::: STORED ROWS

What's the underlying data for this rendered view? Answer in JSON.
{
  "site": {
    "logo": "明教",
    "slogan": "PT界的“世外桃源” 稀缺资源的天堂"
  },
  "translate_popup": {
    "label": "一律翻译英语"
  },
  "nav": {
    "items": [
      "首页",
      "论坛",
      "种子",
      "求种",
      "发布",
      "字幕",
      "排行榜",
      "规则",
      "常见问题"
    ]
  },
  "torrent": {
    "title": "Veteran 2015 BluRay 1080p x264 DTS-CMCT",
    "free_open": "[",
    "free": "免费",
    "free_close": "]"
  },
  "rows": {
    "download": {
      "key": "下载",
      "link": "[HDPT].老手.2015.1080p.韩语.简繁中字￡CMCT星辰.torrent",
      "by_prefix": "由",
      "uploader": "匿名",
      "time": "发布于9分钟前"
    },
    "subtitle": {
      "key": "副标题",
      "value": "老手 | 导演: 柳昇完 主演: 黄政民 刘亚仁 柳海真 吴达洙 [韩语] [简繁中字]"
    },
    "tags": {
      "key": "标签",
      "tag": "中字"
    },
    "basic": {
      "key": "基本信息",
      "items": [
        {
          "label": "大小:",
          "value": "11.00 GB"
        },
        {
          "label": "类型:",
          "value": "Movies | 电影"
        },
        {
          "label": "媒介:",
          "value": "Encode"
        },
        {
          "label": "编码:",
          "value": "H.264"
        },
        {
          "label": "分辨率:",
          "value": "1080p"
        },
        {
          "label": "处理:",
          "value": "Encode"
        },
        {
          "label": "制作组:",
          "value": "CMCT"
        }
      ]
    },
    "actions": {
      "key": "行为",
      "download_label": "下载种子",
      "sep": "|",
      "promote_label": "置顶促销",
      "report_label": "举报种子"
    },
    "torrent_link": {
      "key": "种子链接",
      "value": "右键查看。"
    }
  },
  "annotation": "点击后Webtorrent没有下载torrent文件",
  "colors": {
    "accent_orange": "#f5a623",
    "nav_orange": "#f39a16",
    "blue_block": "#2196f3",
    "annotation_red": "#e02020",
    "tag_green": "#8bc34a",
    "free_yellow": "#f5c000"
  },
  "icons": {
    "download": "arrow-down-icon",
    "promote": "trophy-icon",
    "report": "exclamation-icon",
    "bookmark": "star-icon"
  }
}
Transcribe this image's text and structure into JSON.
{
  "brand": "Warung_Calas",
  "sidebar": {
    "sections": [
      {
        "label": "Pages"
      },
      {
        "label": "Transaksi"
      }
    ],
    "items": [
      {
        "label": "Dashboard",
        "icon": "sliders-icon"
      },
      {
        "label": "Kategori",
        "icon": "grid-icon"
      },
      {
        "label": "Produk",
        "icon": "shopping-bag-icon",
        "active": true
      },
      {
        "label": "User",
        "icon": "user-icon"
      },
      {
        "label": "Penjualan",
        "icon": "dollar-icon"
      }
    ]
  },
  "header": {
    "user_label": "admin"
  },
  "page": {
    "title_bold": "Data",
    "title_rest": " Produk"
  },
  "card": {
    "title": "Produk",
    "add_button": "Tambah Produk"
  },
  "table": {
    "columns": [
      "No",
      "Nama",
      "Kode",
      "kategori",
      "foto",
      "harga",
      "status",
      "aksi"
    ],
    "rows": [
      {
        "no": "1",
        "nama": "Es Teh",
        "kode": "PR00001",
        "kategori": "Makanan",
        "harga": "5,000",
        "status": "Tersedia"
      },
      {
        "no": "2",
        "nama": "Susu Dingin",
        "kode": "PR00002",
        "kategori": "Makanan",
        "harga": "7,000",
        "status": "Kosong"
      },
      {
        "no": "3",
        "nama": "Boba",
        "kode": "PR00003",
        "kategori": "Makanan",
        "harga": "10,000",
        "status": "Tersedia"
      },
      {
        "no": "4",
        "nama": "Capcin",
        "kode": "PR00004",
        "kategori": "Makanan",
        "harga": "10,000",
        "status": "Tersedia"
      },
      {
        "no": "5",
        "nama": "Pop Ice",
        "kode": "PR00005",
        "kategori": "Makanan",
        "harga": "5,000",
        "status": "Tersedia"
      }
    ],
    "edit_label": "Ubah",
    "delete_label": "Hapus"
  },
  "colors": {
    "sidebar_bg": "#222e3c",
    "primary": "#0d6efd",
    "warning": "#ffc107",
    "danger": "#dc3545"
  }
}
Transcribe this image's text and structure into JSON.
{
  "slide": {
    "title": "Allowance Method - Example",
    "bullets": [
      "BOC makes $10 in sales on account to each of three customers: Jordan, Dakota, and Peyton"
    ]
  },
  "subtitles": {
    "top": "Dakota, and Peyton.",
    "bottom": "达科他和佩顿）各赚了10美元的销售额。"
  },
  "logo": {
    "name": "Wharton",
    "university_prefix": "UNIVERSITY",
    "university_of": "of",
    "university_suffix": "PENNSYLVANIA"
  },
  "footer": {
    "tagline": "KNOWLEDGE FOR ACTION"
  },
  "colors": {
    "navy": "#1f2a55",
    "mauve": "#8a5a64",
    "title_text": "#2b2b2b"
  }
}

::::::

Type out the full listing again, exactly as given.

### [WRITTEN RESPONSE]
What's the underlying data for this rendered view? Answer in JSON.
{
  "site": {
    "logo": "明教",
    "slogan": "PT界的“世外桃源” 稀缺资源的天堂"
  },
  "translate_popup": {
    "label": "一律翻译英语"
  },
  "nav": {
    "items": [
      "首页",
      "论坛",
      "种子",
      "求种",
      "发布",
      "字幕",
      "排行榜",
      "规则",
      "常见问题"
    ]
  },
  "torrent": {
    "title": "Veteran 2015 BluRay 1080p x264 DTS-CMCT",
    "free_open": "[",
    "free": "免费",
    "free_close": "]"
  },
  "rows": {
    "download": {
      "key": "下载",
      "link": "[HDPT].老手.2015.1080p.韩语.简繁中字￡CMCT星辰.torrent",
      "by_prefix": "由",
      "uploader": "匿名",
      "time": "发布于9分钟前"
    },
    "subtitle": {
      "key": "副标题",
      "value": "老手 | 导演: 柳昇完 主演: 黄政民 刘亚仁 柳海真 吴达洙 [韩语] [简繁中字]"
    },
    "tags": {
      "key": "标签",
      "tag": "中字"
    },
    "basic": {
      "key": "基本信息",
      "items": [
        {
          "label": "大小:",
          "value": "11.00 GB"
        },
        {
          "label": "类型:",
          "value": "Movies | 电影"
        },
        {
          "label": "媒介:",
          "value": "Encode"
        },
        {
          "label": "编码:",
          "value": "H.264"
        },
        {
          "label": "分辨率:",
          "value": "1080p"
        },
        {
          "label": "处理:",
          "value": "Encode"
        },
        {
          "label": "制作组:",
          "value": "CMCT"
        }
      ]
    },
    "actions": {
      "key": "行为",
      "download_label": "下载种子",
      "sep": "|",
      "promote_label": "置顶促销",
      "report_label": "举报种子"
    },
    "torrent_link": {
      "key": "种子链接",
      "value": "右键查看。"
    }
  },
  "annotation": "点击后Webtorrent没有下载torrent文件",
  "colors": {
    "accent_orange": "#f5a623",
    "nav_orange": "#f39a16",
    "blue_block": "#2196f3",
    "annotation_red": "#e02020",
    "tag_green": "#8bc34a",
    "free_yellow": "#f5c000"
  },
  "icons": {
    "download": "arrow-down-icon",
    "promote": "trophy-icon",
    "report": "exclamation-icon",
    "bookmark": "star-icon"
  }
}
Transcribe this image's text and structure into JSON.
{
  "brand": "Warung_Calas",
  "sidebar": {
    "sections": [
      {
        "label": "Pages"
      },
      {
        "label": "Transaksi"
      }
    ],
    "items": [
      {
        "label": "Dashboard",
        "icon": "sliders-icon"
      },
      {
        "label": "Kategori",
        "icon": "grid-icon"
      },
      {
        "label": "Produk",
        "icon": "shopping-bag-icon",
        "active": true
      },
      {
        "label": "User",
        "icon": "user-icon"
      },
      {
        "label": "Penjualan",
        "icon": "dollar-icon"
      }
    ]
  },
  "header": {
    "user_label": "admin"
  },
  "page": {
    "title_bold": "Data",
    "title_rest": " Produk"
  },
  "card": {
    "title": "Produk",
    "add_button": "Tambah Produk"
  },
  "table": {
    "columns": [
      "No",
      "Nama",
      "Kode",
      "kategori",
      "foto",
      "harga",
      "status",
      "aksi"
    ],
    "rows": [
      {
        "no": "1",
        "nama": "Es Teh",
        "kode": "PR00001",
        "kategori": "Makanan",
        "harga": "5,000",
        "status": "Tersedia"
      },
      {
        "no": "2",
        "nama": "Susu Dingin",
        "kode": "PR00002",
        "kategori": "Makanan",
        "harga": "7,000",
        "status": "Kosong"
      },
      {
        "no": "3",
        "nama": "Boba",
        "kode": "PR00003",
        "kategori": "Makanan",
        "harga": "10,000",
        "status": "Tersedia"
      },
      {
        "no": "4",
        "nama": "Capcin",
        "kode": "PR00004",
        "kategori": "Makanan",
        "harga": "10,000",
        "status": "Tersedia"
      },
      {
        "no": "5",
        "nama": "Pop Ice",
        "kode": "PR00005",
        "kategori": "Makanan",
        "harga": "5,000",
        "status": "Tersedia"
      }
    ],
    "edit_label": "Ubah",
    "delete_label": "Hapus"
  },
  "colors": {
    "sidebar_bg": "#222e3c",
    "primary": "#0d6efd",
    "warning": "#ffc107",
    "danger": "#dc3545"
  }
}
Transcribe this image's text and structure into JSON.
{
  "slide": {
    "title": "Allowance Method - Example",
    "bullets": [
      "BOC makes $10 in sales on account to each of three customers: Jordan, Dakota, and Peyton"
    ]
  },
  "subtitles": {
    "top": "Dakota, and Peyton.",
    "bottom": "达科他和佩顿）各赚了10美元的销售额。"
  },
  "logo": {
    "name": "Wharton",
    "university_prefix": "UNIVERSITY",
    "university_of": "of",
    "university_suffix": "PENNSYLVANIA"
  },
  "footer": {
    "tagline": "KNOWLEDGE FOR ACTION"
  },
  "colors": {
    "navy": "#1f2a55",
    "mauve": "#8a5a64",
    "title_text": "#2b2b2b"
  }
}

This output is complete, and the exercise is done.